__Directions for this task__: Check each line below for the word "dolor", and copy those that have it.
════════════════
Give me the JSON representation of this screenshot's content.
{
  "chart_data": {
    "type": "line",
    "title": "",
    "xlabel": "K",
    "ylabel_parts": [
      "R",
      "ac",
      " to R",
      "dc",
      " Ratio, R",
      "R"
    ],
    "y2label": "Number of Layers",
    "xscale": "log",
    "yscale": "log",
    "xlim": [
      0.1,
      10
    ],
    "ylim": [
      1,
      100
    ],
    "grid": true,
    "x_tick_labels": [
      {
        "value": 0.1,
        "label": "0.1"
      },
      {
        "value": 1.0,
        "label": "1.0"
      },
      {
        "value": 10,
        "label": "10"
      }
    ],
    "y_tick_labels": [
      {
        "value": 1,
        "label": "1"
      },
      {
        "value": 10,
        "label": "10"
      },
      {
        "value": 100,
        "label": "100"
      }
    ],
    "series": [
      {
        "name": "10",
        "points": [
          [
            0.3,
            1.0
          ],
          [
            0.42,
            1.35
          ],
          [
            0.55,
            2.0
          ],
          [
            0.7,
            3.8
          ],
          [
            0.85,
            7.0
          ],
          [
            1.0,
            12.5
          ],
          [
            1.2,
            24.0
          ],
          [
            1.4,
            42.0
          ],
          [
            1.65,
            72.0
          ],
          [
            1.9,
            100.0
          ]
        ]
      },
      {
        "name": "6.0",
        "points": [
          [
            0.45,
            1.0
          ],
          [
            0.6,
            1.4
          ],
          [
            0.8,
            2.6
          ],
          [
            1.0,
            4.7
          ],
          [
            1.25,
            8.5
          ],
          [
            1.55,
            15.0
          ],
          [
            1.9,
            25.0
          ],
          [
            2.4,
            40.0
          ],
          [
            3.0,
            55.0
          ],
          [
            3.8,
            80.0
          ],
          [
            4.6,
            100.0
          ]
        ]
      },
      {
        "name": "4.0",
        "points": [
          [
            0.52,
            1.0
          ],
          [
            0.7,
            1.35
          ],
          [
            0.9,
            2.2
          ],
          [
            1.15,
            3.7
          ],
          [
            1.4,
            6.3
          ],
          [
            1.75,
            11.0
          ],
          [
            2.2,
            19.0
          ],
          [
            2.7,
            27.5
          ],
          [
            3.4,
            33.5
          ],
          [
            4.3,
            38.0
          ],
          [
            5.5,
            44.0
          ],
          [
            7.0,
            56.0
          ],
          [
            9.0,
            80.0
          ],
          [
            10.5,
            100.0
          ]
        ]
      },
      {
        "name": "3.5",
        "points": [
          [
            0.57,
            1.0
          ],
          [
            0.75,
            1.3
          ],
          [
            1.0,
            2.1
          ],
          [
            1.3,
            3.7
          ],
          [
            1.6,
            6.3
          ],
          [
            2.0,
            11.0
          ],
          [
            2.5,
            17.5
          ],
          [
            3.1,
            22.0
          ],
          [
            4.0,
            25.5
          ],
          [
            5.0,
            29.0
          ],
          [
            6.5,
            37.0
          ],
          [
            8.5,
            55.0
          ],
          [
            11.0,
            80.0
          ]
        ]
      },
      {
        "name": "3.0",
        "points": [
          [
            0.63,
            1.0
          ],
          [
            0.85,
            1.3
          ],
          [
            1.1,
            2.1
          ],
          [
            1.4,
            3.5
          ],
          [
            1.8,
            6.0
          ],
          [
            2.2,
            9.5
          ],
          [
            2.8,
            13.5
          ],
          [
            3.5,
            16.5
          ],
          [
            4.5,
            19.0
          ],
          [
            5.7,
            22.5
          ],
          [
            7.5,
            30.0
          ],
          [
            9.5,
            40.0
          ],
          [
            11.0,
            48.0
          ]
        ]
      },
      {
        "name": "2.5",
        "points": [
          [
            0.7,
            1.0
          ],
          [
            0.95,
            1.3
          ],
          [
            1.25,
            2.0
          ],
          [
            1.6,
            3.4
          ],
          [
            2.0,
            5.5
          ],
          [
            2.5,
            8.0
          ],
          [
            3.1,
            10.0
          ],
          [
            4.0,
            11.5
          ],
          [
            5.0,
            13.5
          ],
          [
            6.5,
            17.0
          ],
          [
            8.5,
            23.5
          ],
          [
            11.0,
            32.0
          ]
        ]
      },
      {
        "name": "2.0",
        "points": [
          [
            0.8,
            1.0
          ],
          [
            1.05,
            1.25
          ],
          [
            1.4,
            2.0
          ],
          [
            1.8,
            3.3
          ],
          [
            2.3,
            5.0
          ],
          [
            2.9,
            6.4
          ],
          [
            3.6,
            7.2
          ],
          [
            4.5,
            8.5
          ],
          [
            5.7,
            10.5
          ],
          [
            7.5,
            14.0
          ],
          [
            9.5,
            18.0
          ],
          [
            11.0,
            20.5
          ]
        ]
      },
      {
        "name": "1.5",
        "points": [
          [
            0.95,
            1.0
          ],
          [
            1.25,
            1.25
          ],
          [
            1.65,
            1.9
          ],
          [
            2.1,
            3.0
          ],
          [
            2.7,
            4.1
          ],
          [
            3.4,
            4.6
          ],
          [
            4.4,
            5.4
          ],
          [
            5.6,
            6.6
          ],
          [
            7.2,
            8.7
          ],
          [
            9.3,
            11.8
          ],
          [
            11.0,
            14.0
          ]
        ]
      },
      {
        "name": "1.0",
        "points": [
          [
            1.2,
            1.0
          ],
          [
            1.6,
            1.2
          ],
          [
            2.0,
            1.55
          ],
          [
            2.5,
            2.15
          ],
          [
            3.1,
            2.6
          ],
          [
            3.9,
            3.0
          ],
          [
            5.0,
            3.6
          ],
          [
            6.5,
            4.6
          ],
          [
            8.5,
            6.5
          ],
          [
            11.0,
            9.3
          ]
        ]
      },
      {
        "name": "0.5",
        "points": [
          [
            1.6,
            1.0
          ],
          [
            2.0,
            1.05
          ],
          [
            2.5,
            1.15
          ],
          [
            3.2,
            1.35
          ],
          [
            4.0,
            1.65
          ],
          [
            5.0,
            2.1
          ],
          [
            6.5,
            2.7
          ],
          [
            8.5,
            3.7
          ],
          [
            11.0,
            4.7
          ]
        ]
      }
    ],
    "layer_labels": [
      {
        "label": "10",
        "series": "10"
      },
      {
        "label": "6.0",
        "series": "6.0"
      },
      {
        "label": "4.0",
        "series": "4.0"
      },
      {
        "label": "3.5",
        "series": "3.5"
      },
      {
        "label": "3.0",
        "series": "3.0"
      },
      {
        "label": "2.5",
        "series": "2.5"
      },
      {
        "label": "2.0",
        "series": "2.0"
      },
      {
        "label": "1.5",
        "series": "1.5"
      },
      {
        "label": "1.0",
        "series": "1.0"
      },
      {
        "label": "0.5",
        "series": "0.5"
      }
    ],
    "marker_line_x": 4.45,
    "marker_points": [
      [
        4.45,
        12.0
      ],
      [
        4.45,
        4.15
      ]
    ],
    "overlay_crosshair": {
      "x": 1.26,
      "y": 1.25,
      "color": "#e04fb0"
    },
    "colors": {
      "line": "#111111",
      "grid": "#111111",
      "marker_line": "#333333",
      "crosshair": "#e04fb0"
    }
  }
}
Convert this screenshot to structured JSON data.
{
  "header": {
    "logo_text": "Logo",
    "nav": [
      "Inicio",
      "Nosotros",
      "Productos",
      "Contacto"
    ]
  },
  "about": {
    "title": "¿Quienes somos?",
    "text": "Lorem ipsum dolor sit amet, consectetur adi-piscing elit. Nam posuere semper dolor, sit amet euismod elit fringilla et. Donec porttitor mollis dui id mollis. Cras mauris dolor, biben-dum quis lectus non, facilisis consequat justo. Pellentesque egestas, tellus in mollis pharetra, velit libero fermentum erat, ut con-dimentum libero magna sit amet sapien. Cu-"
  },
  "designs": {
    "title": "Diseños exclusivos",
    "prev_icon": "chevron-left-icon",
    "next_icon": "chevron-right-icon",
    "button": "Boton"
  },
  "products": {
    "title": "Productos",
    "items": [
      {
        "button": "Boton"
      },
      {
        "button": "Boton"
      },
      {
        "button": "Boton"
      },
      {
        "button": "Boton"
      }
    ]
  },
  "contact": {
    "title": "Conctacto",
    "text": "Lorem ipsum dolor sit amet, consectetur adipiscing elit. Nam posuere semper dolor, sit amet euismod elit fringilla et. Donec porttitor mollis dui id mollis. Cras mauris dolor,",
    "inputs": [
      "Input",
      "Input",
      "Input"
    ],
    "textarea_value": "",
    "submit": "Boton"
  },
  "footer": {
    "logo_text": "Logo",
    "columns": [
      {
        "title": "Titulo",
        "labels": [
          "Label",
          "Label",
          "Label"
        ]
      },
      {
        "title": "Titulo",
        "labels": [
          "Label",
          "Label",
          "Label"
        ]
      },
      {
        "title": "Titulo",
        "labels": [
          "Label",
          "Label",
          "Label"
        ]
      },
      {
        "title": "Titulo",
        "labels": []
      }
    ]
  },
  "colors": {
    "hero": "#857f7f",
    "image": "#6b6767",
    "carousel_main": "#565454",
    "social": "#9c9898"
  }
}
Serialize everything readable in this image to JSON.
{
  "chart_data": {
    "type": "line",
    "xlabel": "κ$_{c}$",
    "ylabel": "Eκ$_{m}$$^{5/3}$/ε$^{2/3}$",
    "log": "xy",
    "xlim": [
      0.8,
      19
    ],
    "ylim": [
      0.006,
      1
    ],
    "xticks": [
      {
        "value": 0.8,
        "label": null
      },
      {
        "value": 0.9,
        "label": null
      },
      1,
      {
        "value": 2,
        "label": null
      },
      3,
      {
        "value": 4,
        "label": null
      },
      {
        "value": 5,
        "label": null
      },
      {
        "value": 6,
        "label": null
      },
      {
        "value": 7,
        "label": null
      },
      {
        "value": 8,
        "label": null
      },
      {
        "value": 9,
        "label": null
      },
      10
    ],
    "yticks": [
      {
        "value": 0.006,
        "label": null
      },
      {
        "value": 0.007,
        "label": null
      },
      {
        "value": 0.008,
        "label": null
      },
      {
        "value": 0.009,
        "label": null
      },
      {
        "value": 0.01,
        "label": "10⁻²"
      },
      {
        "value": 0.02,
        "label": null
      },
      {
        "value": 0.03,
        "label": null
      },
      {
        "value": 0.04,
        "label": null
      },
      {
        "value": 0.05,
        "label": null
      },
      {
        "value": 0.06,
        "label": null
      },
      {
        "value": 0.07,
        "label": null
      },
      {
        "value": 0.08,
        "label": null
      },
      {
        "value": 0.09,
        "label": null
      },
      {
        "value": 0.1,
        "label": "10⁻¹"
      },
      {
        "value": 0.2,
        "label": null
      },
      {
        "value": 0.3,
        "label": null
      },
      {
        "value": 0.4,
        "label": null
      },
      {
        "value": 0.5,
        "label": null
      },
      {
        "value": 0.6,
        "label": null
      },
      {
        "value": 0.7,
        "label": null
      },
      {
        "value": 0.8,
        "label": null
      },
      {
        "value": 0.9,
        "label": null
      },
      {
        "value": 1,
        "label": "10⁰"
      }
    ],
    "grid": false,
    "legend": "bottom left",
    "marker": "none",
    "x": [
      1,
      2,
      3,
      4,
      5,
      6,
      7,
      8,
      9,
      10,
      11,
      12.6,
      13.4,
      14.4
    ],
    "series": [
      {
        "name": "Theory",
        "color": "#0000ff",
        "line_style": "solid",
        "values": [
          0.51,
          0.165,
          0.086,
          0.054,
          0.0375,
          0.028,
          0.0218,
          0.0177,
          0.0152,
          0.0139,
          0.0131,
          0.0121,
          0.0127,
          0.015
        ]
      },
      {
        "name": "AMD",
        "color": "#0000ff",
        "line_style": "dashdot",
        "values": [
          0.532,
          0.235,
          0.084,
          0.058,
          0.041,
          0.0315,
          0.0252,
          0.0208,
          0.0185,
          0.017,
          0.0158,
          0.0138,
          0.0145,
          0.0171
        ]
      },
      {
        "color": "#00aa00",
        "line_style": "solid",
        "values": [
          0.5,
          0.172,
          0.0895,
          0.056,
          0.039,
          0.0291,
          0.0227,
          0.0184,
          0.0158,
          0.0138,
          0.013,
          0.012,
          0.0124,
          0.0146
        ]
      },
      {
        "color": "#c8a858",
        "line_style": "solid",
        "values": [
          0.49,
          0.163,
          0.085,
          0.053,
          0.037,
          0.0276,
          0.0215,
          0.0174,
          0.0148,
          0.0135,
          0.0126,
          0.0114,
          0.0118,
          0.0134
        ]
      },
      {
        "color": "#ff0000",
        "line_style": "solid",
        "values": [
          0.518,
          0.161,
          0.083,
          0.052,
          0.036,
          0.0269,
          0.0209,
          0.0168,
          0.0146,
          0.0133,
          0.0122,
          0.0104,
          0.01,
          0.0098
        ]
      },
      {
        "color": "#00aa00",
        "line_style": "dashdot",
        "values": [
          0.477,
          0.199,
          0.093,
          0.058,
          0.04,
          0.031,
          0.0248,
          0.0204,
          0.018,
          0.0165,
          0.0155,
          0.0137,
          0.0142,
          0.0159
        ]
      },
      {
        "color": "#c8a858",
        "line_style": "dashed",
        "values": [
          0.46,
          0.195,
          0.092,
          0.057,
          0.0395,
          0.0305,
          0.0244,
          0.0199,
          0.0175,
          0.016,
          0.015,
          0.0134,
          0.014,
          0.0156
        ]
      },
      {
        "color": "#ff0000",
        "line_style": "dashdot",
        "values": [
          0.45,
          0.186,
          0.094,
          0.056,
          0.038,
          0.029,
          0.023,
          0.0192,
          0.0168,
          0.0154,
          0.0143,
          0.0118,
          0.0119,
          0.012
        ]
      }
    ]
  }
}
════════════════
__Response to the exercise__:
    "text": "Lorem ipsum dolor sit amet, consectetur adi-piscing elit. Nam posuere semper dolor, sit amet euismod elit fringilla et. Donec porttitor mollis dui id mollis. Cras mauris dolor, biben-dum quis lectus non, facilisis consequat justo. Pellentesque egestas, tellus in mollis pharetra, velit libero fermentum erat, ut con-dimentum libero magna sit amet sapien. Cu-"
    "text": "Lorem ipsum dolor sit amet, consectetur adipiscing elit. Nam posuere semper dolor, sit amet euismod elit fringilla et. Donec porttitor mollis dui id mollis. Cras mauris dolor,",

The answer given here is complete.